# [Entries]

[START]

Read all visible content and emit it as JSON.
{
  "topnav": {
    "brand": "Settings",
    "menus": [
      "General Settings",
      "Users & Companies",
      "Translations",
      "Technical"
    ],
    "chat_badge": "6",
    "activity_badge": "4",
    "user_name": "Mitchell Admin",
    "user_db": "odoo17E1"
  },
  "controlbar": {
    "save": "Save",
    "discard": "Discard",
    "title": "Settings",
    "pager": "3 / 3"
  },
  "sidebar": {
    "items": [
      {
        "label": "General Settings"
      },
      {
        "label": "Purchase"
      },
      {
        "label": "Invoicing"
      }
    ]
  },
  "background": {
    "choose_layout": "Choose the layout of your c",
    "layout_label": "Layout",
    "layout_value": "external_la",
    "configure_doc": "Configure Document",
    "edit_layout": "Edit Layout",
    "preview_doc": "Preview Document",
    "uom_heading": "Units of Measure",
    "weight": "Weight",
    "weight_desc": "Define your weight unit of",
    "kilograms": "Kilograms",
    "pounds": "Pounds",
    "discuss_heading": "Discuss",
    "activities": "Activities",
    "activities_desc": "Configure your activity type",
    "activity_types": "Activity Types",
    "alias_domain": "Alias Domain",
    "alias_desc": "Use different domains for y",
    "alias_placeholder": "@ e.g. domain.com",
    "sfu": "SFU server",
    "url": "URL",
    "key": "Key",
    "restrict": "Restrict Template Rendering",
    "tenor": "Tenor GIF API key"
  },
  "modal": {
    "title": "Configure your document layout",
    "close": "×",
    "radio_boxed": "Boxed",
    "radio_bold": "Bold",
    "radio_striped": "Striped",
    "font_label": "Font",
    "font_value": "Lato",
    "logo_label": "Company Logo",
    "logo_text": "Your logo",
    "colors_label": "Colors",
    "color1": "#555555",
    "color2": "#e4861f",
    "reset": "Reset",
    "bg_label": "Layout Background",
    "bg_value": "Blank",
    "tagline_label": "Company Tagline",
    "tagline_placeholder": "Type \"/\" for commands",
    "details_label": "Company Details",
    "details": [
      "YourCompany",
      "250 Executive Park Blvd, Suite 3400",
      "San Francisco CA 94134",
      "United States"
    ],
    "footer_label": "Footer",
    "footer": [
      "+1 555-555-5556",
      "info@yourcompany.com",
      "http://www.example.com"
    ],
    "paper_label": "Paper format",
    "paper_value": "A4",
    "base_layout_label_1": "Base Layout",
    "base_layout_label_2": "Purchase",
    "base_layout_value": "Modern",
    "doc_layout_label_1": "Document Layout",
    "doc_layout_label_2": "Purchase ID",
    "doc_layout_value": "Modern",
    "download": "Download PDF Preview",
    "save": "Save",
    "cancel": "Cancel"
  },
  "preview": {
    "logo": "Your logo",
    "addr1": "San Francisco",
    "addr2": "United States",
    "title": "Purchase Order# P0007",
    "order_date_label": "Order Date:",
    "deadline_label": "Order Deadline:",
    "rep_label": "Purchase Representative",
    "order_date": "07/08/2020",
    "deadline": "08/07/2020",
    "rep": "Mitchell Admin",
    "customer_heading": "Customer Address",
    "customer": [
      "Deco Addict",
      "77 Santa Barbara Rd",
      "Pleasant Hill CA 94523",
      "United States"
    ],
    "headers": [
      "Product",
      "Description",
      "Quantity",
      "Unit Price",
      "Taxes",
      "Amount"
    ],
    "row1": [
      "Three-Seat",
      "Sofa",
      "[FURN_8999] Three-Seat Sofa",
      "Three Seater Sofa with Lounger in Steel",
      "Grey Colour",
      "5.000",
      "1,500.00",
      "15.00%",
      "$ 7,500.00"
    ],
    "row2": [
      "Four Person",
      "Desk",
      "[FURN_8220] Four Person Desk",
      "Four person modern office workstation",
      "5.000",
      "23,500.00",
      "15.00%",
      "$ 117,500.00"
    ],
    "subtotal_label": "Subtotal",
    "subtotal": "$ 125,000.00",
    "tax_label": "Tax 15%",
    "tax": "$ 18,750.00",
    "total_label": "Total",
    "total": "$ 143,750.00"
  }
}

[END]

# [To be done]
Each record must be repeated exactly as it is.

# [Full response]
Read all visible content and emit it as JSON.
{
  "topnav": {
    "brand": "Settings",
    "menus": [
      "General Settings",
      "Users & Companies",
      "Translations",
      "Technical"
    ],
    "chat_badge": "6",
    "activity_badge": "4",
    "user_name": "Mitchell Admin",
    "user_db": "odoo17E1"
  },
  "controlbar": {
    "save": "Save",
    "discard": "Discard",
    "title": "Settings",
    "pager": "3 / 3"
  },
  "sidebar": {
    "items": [
      {
        "label": "General Settings"
      },
      {
        "label": "Purchase"
      },
      {
        "label": "Invoicing"
      }
    ]
  },
  "background": {
    "choose_layout": "Choose the layout of your c",
    "layout_label": "Layout",
    "layout_value": "external_la",
    "configure_doc": "Configure Document",
    "edit_layout": "Edit Layout",
    "preview_doc": "Preview Document",
    "uom_heading": "Units of Measure",
    "weight": "Weight",
    "weight_desc": "Define your weight unit of",
    "kilograms": "Kilograms",
    "pounds": "Pounds",
    "discuss_heading": "Discuss",
    "activities": "Activities",
    "activities_desc": "Configure your activity type",
    "activity_types": "Activity Types",
    "alias_domain": "Alias Domain",
    "alias_desc": "Use different domains for y",
    "alias_placeholder": "@ e.g. domain.com",
    "sfu": "SFU server",
    "url": "URL",
    "key": "Key",
    "restrict": "Restrict Template Rendering",
    "tenor": "Tenor GIF API key"
  },
  "modal": {
    "title": "Configure your document layout",
    "close": "×",
    "radio_boxed": "Boxed",
    "radio_bold": "Bold",
    "radio_striped": "Striped",
    "font_label": "Font",
    "font_value": "Lato",
    "logo_label": "Company Logo",
    "logo_text": "Your logo",
    "colors_label": "Colors",
    "color1": "#555555",
    "color2": "#e4861f",
    "reset": "Reset",
    "bg_label": "Layout Background",
    "bg_value": "Blank",
    "tagline_label": "Company Tagline",
    "tagline_placeholder": "Type \"/\" for commands",
    "details_label": "Company Details",
    "details": [
      "YourCompany",
      "250 Executive Park Blvd, Suite 3400",
      "San Francisco CA 94134",
      "United States"
    ],
    "footer_label": "Footer",
    "footer": [
      "+1 555-555-5556",
      "info@yourcompany.com",
      "http://www.example.com"
    ],
    "paper_label": "Paper format",
    "paper_value": "A4",
    "base_layout_label_1": "Base Layout",
    "base_layout_label_2": "Purchase",
    "base_layout_value": "Modern",
    "doc_layout_label_1": "Document Layout",
    "doc_layout_label_2": "Purchase ID",
    "doc_layout_value": "Modern",
    "download": "Download PDF Preview",
    "save": "Save",
    "cancel": "Cancel"
  },
  "preview": {
    "logo": "Your logo",
    "addr1": "San Francisco",
    "addr2": "United States",
    "title": "Purchase Order# P0007",
    "order_date_label": "Order Date:",
    "deadline_label": "Order Deadline:",
    "rep_label": "Purchase Representative",
    "order_date": "07/08/2020",
    "deadline": "08/07/2020",
    "rep": "Mitchell Admin",
    "customer_heading": "Customer Address",
    "customer": [
      "Deco Addict",
      "77 Santa Barbara Rd",
      "Pleasant Hill CA 94523",
      "United States"
    ],
    "headers": [
      "Product",
      "Description",
      "Quantity",
      "Unit Price",
      "Taxes",
      "Amount"
    ],
    "row1": [
      "Three-Seat",
      "Sofa",
      "[FURN_8999] Three-Seat Sofa",
      "Three Seater Sofa with Lounger in Steel",
      "Grey Colour",
      "5.000",
      "1,500.00",
      "15.00%",
      "$ 7,500.00"
    ],
    "row2": [
      "Four Person",
      "Desk",
      "[FURN_8220] Four Person Desk",
      "Four person modern office workstation",
      "5.000",
      "23,500.00",
      "15.00%",
      "$ 117,500.00"
    ],
    "subtotal_label": "Subtotal",
    "subtotal": "$ 125,000.00",
    "tax_label": "Tax 15%",
    "tax": "$ 18,750.00",
    "total_label": "Total",
    "total": "$ 143,750.00"
  }
}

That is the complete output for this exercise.